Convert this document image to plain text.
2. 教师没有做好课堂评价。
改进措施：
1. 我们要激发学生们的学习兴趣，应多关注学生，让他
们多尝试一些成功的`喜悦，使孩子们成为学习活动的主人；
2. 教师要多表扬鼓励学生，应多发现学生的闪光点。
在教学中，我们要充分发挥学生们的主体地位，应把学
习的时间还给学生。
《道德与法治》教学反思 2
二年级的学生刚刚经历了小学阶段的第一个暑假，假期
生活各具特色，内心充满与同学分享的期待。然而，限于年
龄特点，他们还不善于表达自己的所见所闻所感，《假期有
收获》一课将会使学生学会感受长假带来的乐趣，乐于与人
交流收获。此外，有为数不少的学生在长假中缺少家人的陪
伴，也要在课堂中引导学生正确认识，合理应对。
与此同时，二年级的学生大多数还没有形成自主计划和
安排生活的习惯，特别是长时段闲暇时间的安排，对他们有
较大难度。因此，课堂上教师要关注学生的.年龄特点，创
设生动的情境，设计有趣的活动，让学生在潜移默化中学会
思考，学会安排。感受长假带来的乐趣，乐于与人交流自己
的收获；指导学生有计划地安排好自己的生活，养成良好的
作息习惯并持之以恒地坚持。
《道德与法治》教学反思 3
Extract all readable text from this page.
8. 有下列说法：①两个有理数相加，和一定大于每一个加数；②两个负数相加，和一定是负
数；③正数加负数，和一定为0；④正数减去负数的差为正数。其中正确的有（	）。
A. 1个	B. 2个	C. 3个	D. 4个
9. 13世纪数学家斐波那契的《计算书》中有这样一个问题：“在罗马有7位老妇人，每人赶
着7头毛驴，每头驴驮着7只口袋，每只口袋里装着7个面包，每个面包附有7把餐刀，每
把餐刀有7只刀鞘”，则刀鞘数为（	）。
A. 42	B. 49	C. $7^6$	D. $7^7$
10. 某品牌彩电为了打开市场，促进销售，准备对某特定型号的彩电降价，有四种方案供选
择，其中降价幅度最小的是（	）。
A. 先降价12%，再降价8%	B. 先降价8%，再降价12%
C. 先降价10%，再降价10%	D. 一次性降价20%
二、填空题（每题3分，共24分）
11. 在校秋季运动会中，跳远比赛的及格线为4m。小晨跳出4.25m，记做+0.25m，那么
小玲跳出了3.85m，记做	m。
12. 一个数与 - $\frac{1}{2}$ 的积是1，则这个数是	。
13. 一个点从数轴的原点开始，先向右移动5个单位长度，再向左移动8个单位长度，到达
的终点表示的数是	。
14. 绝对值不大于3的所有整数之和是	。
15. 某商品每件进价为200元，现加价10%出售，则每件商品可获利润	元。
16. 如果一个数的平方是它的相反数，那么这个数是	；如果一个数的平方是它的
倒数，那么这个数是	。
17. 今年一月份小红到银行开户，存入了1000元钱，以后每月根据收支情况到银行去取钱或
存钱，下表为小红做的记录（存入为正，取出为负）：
————
=== What to produce ===
Write out the whole listing again. Match it word for word.

=== Task result ===
Convert this document image to plain text.
2. 教师没有做好课堂评价。
改进措施：
1. 我们要激发学生们的学习兴趣，应多关注学生，让他
们多尝试一些成功的`喜悦，使孩子们成为学习活动的主人；
2. 教师要多表扬鼓励学生，应多发现学生的闪光点。
在教学中，我们要充分发挥学生们的主体地位，应把学
习的时间还给学生。
《道德与法治》教学反思 2
二年级的学生刚刚经历了小学阶段的第一个暑假，假期
生活各具特色，内心充满与同学分享的期待。然而，限于年
龄特点，他们还不善于表达自己的所见所闻所感，《假期有
收获》一课将会使学生学会感受长假带来的乐趣，乐于与人
交流收获。此外，有为数不少的学生在长假中缺少家人的陪
伴，也要在课堂中引导学生正确认识，合理应对。
与此同时，二年级的学生大多数还没有形成自主计划和
安排生活的习惯，特别是长时段闲暇时间的安排，对他们有
较大难度。因此，课堂上教师要关注学生的.年龄特点，创
设生动的情境，设计有趣的活动，让学生在潜移默化中学会
思考，学会安排。感受长假带来的乐趣，乐于与人交流自己
的收获；指导学生有计划地安排好自己的生活，养成良好的
作息习惯并持之以恒地坚持。
《道德与法治》教学反思 3
Extract all readable text from this page.
8. 有下列说法：①两个有理数相加，和一定大于每一个加数；②两个负数相加，和一定是负
数；③正数加负数，和一定为0；④正数减去负数的差为正数。其中正确的有（	）。
A. 1个	B. 2个	C. 3个	D. 4个
9. 13世纪数学家斐波那契的《计算书》中有这样一个问题：“在罗马有7位老妇人，每人赶
着7头毛驴，每头驴驮着7只口袋，每只口袋里装着7个面包，每个面包附有7把餐刀，每
把餐刀有7只刀鞘”，则刀鞘数为（	）。
A. 42	B. 49	C. $7^6$	D. $7^7$
10. 某品牌彩电为了打开市场，促进销售，准备对某特定型号的彩电降价，有四种方案供选
择，其中降价幅度最小的是（	）。
A. 先降价12%，再降价8%	B. 先降价8%，再降价12%
C. 先降价10%，再降价10%	D. 一次性降价20%
二、填空题（每题3分，共24分）
11. 在校秋季运动会中，跳远比赛的及格线为4m。小晨跳出4.25m，记做+0.25m，那么
小玲跳出了3.85m，记做	m。
12. 一个数与 - $\frac{1}{2}$ 的积是1，则这个数是	。
13. 一个点从数轴的原点开始，先向右移动5个单位长度，再向左移动8个单位长度，到达
的终点表示的数是	。
14. 绝对值不大于3的所有整数之和是	。
15. 某商品每件进价为200元，现加价10%出售，则每件商品可获利润	元。
16. 如果一个数的平方是它的相反数，那么这个数是	；如果一个数的平方是它的
倒数，那么这个数是	。
17. 今年一月份小红到银行开户，存入了1000元钱，以后每月根据收支情况到银行去取钱或
存钱，下表为小红做的记录（存入为正，取出为负）：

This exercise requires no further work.